--- start of DATA SHOWN ---
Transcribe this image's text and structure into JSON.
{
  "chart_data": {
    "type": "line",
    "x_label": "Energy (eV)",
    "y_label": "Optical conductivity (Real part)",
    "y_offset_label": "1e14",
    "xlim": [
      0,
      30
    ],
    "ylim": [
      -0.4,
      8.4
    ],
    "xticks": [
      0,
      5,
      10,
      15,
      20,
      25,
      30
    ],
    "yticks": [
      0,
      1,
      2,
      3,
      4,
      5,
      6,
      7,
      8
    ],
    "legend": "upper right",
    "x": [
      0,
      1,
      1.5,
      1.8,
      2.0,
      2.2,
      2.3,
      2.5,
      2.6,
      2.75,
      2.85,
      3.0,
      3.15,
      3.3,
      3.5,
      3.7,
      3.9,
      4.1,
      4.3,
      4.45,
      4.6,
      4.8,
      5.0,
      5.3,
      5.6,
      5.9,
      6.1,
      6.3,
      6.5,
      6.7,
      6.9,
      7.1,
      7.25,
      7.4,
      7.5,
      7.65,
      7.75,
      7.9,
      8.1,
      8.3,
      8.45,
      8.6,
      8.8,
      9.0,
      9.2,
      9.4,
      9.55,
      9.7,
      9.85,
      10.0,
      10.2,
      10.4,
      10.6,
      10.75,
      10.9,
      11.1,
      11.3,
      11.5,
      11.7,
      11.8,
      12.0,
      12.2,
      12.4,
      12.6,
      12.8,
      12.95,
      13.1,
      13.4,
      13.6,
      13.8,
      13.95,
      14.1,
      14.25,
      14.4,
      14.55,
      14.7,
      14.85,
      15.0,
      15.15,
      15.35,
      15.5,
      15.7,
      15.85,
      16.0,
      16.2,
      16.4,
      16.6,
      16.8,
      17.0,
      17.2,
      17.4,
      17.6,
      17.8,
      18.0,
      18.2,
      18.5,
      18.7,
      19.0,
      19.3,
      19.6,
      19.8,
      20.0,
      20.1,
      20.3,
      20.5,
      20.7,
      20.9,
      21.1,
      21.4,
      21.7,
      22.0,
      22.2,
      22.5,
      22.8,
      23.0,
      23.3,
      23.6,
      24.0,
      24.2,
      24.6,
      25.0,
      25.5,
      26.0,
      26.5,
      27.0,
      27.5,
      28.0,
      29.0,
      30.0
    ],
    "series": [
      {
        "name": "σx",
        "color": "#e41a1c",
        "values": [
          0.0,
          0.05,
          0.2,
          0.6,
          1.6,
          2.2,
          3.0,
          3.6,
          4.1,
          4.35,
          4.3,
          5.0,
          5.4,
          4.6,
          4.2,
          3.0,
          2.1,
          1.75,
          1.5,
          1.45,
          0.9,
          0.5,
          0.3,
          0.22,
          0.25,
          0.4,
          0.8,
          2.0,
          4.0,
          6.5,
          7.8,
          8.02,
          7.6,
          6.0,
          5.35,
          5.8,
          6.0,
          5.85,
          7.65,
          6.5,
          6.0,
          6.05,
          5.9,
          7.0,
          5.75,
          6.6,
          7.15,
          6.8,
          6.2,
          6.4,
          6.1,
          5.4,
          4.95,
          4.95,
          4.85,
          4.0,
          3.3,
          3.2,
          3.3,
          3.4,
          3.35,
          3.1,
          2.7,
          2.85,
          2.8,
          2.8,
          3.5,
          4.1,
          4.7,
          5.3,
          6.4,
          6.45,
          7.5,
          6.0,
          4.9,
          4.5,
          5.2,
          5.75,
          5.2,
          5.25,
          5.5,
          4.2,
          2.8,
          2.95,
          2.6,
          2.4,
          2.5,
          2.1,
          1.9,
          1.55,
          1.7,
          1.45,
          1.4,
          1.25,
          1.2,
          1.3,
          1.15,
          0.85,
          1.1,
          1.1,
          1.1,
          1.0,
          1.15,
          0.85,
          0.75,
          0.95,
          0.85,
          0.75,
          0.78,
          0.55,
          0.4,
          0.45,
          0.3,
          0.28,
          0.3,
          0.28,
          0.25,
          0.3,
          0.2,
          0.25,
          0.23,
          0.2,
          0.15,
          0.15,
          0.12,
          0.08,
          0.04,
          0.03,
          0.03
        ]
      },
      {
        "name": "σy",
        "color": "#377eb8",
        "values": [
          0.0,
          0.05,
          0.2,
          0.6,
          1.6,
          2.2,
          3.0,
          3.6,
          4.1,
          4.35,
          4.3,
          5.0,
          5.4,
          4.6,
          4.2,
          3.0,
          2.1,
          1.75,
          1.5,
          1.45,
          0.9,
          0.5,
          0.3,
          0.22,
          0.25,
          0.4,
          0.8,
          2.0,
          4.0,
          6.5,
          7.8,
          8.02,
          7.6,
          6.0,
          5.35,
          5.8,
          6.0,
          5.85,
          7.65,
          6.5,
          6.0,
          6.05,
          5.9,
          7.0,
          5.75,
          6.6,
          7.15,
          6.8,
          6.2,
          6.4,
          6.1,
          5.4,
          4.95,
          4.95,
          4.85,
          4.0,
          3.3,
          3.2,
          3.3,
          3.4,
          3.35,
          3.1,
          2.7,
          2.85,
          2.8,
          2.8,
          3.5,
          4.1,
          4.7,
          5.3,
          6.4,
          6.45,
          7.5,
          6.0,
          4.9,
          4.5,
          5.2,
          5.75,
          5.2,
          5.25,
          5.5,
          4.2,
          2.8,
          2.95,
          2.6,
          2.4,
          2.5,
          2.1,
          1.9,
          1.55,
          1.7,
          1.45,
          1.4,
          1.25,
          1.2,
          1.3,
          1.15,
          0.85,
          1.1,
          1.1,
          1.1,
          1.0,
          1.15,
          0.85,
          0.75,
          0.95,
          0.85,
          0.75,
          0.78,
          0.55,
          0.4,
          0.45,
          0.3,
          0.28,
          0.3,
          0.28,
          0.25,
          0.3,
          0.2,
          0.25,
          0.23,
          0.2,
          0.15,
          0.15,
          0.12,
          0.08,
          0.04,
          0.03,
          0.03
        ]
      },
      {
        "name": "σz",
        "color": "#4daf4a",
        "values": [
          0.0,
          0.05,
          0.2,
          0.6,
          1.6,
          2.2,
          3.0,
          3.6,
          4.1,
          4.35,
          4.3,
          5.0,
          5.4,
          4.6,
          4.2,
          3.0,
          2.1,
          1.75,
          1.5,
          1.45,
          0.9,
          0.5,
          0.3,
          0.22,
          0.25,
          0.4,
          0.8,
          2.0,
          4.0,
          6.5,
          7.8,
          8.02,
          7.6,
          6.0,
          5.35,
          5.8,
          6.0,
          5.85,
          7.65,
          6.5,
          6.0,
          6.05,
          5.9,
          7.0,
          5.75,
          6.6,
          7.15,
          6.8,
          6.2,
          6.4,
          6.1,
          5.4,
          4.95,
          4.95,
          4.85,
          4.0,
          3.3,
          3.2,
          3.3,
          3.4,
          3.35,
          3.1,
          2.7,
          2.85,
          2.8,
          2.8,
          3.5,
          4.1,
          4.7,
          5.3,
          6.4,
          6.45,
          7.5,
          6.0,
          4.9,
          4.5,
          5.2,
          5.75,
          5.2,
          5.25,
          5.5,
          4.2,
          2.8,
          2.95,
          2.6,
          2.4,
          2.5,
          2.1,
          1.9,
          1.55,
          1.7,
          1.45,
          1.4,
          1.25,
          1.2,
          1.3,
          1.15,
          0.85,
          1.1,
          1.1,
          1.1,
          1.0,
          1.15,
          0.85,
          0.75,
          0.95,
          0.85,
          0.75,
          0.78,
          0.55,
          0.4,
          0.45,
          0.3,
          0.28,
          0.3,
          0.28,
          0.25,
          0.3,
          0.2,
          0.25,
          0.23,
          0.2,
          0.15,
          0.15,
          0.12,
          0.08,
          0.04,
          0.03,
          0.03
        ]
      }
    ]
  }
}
--- end of DATA SHOWN ---
WORK INSTRUCTIONS:
Looking at the listing above, how many of its lines contain the string "color"? Give the number alone.

WORKED SOLUTION:
3